╭─ Exercise input
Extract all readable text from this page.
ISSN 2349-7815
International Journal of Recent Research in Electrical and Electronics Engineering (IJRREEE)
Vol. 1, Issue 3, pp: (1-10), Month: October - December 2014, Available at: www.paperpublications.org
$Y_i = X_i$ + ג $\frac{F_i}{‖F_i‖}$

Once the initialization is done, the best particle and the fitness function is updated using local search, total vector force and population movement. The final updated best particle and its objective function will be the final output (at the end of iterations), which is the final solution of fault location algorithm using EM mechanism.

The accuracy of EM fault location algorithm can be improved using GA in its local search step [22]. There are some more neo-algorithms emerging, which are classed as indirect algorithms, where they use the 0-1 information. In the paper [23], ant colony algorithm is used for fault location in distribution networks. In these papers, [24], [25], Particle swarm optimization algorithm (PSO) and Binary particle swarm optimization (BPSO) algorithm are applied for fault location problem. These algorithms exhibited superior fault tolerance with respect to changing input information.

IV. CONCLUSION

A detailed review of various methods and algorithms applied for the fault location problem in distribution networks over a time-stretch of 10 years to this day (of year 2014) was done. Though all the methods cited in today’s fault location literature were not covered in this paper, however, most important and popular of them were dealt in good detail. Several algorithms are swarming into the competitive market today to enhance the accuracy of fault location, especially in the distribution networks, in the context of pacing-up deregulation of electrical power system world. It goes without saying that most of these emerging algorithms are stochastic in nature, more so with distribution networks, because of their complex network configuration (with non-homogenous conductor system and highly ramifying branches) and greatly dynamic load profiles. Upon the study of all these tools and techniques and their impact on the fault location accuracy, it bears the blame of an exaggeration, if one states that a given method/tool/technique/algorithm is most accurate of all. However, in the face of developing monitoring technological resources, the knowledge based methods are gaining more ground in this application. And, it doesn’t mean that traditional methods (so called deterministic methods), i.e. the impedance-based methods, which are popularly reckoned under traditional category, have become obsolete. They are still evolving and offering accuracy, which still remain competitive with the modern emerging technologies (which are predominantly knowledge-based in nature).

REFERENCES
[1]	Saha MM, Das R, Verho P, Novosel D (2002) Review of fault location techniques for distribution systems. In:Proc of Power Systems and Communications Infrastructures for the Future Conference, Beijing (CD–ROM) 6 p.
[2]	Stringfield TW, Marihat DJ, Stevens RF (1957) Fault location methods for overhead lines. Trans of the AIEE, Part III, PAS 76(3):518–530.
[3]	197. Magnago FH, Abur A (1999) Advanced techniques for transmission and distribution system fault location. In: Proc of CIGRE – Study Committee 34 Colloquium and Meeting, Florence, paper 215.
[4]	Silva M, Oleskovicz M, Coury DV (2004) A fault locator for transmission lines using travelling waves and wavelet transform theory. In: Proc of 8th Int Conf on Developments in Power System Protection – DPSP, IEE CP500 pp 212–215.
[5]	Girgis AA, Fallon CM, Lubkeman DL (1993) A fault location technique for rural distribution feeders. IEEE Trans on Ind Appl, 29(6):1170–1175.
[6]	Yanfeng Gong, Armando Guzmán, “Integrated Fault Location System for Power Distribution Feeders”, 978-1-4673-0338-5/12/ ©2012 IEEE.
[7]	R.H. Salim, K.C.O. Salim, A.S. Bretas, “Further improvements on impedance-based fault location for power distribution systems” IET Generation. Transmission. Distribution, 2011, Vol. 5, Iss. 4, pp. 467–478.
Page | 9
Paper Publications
╰─
╭─ Exercise input
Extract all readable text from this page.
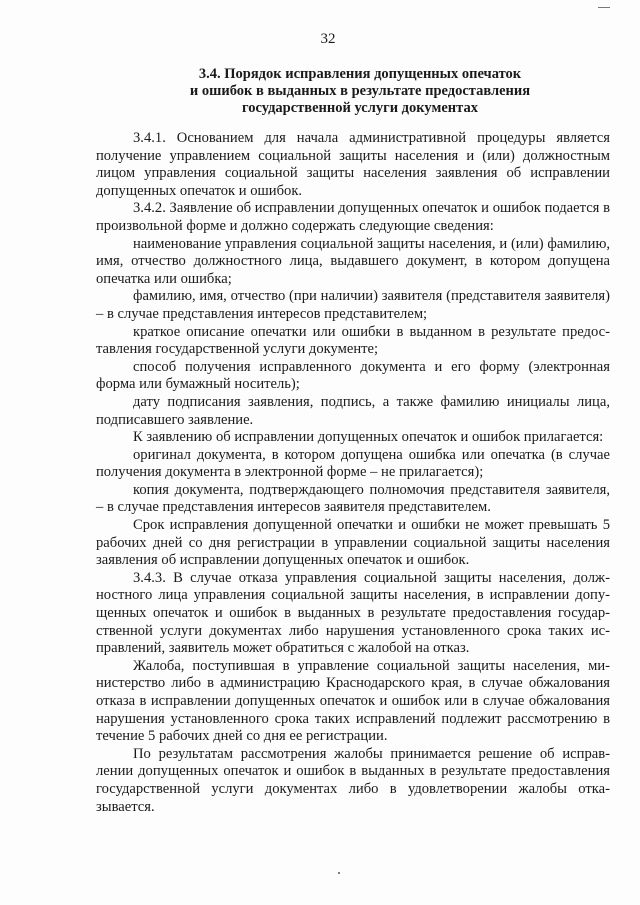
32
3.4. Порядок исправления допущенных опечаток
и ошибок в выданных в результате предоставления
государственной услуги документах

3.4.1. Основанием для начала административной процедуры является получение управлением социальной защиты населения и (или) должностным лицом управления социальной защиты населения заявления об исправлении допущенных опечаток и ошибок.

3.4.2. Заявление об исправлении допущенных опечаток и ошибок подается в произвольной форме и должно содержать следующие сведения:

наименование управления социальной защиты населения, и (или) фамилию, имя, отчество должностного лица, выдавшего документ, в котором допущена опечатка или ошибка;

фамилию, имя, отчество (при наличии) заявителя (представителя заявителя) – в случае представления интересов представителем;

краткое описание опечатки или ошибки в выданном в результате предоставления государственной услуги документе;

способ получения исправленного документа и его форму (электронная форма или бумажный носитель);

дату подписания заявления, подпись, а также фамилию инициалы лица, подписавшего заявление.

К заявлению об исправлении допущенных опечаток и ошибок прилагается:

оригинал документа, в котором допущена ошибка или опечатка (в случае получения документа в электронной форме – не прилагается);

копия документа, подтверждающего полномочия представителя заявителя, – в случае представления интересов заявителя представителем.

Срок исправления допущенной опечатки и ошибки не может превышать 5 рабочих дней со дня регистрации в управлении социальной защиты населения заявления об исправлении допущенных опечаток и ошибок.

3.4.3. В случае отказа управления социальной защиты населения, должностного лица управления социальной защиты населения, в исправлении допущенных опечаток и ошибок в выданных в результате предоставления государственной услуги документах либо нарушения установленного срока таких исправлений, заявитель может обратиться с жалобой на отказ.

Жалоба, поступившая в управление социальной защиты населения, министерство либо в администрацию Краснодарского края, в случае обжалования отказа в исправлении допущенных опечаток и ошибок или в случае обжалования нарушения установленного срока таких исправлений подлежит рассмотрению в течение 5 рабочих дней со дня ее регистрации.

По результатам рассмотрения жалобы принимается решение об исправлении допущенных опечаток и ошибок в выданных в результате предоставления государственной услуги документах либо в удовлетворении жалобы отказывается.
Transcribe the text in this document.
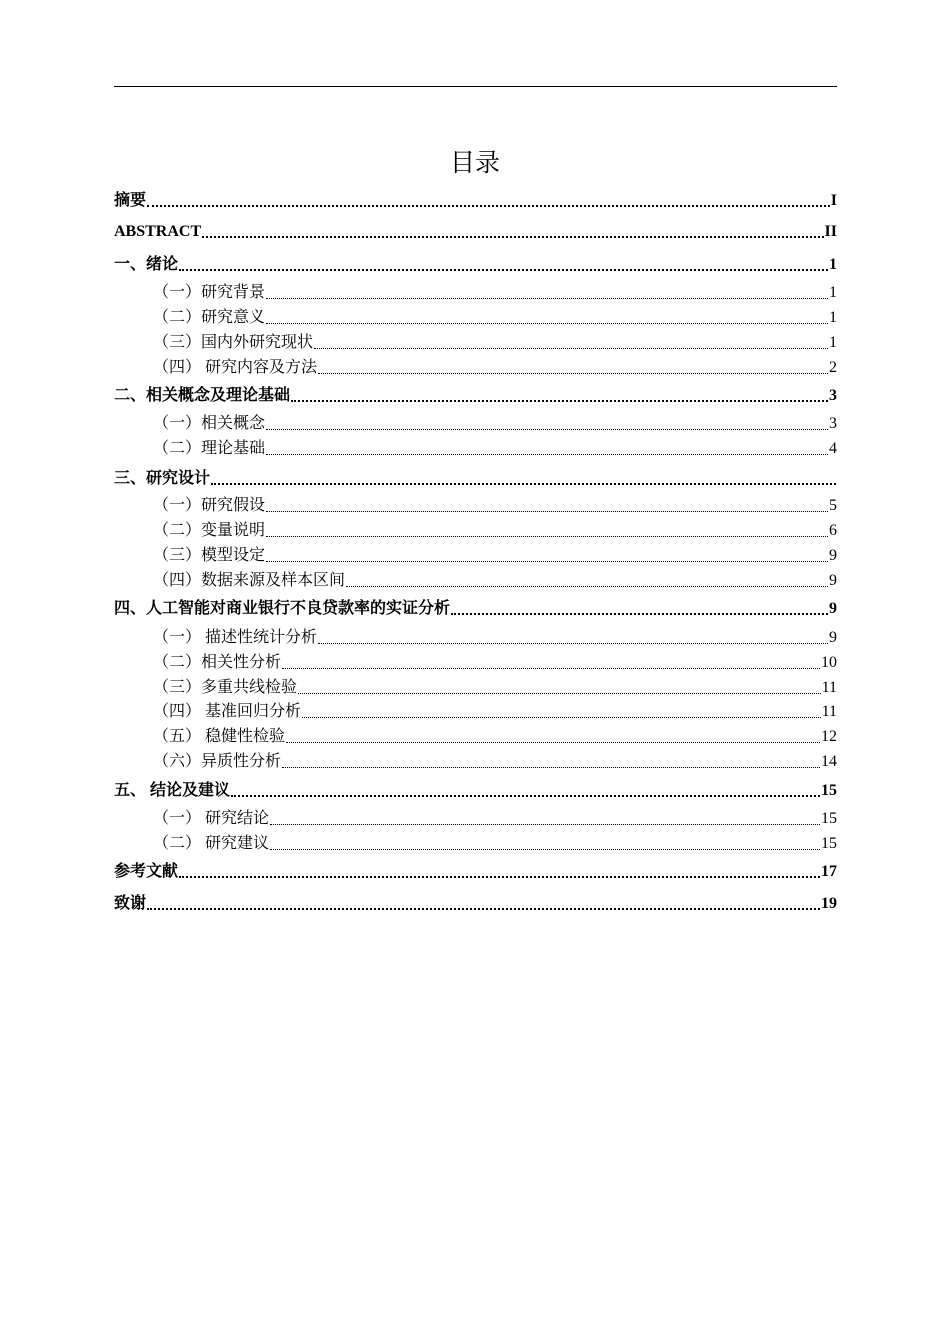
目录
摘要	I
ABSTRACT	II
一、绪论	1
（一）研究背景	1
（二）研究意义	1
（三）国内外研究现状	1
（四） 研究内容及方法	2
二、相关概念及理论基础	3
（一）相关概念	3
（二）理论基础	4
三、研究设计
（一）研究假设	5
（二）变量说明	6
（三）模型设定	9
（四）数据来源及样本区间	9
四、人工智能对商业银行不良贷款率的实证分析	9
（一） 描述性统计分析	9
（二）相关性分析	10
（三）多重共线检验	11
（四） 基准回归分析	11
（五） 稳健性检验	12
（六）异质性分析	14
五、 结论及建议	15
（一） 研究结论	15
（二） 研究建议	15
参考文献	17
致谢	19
╰─
Goal:
Pick out and copy every line that contains the word "заявителя".

Exercise result:
фамилию, имя, отчество (при наличии) заявителя (представителя заявителя) – в случае представления интересов представителем;
копия документа, подтверждающего полномочия представителя заявителя, – в случае представления интересов заявителя представителем.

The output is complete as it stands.